■ SOURCE DATA ■
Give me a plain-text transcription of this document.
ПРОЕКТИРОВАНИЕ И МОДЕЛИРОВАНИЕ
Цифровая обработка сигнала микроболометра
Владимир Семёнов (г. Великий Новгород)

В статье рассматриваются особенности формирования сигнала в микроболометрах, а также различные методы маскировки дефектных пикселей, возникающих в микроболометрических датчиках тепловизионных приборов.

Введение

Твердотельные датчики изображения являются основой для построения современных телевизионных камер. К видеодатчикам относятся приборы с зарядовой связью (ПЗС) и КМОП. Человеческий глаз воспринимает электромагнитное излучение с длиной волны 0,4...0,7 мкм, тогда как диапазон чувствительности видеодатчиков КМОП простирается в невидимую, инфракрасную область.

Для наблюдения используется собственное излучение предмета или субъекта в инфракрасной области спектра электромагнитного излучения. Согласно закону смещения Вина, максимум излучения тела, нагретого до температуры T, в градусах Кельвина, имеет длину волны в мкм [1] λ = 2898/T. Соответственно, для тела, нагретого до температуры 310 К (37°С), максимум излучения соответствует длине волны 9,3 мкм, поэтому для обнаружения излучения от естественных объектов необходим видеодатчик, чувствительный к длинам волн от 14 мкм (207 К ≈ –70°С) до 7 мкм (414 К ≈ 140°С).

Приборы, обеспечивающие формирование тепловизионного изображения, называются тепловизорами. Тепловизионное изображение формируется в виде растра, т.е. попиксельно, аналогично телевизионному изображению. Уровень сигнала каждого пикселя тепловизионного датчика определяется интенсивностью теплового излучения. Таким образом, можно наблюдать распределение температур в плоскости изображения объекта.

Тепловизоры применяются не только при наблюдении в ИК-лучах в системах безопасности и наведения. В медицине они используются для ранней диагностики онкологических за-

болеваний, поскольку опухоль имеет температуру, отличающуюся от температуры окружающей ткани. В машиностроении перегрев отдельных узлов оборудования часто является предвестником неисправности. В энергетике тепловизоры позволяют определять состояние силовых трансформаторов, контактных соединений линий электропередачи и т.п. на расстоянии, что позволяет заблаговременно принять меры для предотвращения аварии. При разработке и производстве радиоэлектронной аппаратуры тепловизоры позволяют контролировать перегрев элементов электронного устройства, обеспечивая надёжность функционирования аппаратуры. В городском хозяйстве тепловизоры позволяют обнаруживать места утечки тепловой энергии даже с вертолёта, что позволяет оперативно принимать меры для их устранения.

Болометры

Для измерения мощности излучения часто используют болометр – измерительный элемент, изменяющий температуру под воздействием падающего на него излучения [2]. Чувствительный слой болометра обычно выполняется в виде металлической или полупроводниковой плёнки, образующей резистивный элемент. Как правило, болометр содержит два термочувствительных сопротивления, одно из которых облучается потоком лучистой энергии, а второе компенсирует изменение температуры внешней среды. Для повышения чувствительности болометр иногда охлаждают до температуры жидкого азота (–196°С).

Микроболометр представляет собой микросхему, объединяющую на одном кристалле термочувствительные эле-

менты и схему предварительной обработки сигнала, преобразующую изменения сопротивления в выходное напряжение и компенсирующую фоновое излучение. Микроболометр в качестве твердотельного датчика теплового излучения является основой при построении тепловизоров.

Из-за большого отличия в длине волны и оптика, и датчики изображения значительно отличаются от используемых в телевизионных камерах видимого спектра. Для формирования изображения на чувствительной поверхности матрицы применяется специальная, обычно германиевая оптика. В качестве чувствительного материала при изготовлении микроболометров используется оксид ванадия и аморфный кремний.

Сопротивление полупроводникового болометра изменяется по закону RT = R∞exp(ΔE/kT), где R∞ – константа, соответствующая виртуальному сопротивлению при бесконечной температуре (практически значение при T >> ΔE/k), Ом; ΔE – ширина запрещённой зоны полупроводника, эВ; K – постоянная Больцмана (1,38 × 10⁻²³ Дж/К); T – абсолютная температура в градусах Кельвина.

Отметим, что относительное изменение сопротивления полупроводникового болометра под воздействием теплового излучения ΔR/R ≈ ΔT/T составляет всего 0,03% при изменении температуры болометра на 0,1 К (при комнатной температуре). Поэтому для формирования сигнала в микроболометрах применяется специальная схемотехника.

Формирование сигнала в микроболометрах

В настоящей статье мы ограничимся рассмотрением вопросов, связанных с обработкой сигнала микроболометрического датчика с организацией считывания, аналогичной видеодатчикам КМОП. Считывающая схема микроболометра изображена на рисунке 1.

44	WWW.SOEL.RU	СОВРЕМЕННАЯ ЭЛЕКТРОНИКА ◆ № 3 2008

■ PROBLEM ■
Which lines include the word "формирования"? List them all.

■ RESPONSE BELOW ■
В статье рассматриваются особенности формирования сигнала в микроболометрах, а также различные методы маскировки дефектных пикселей, возникающих в микроболометрических датчиках тепловизионных приборов.
Из-за большого отличия в длине волны и оптика, и датчики изображения значительно отличаются от используемых в телевизионных камерах видимого спектра. Для формирования изображения на чувствительной поверхности матрицы применяется специальная, обычно германиевая оптика. В качестве чувствительного материала при изготовлении микроболометров используется оксид ванадия и аморфный кремний.
Отметим, что относительное изменение сопротивления полупроводникового болометра под воздействием теплового излучения ΔR/R ≈ ΔT/T составляет всего 0,03% при изменении температуры болометра на 0,1 К (при комнатной температуре). Поэтому для формирования сигнала в микроболометрах применяется специальная схемотехника.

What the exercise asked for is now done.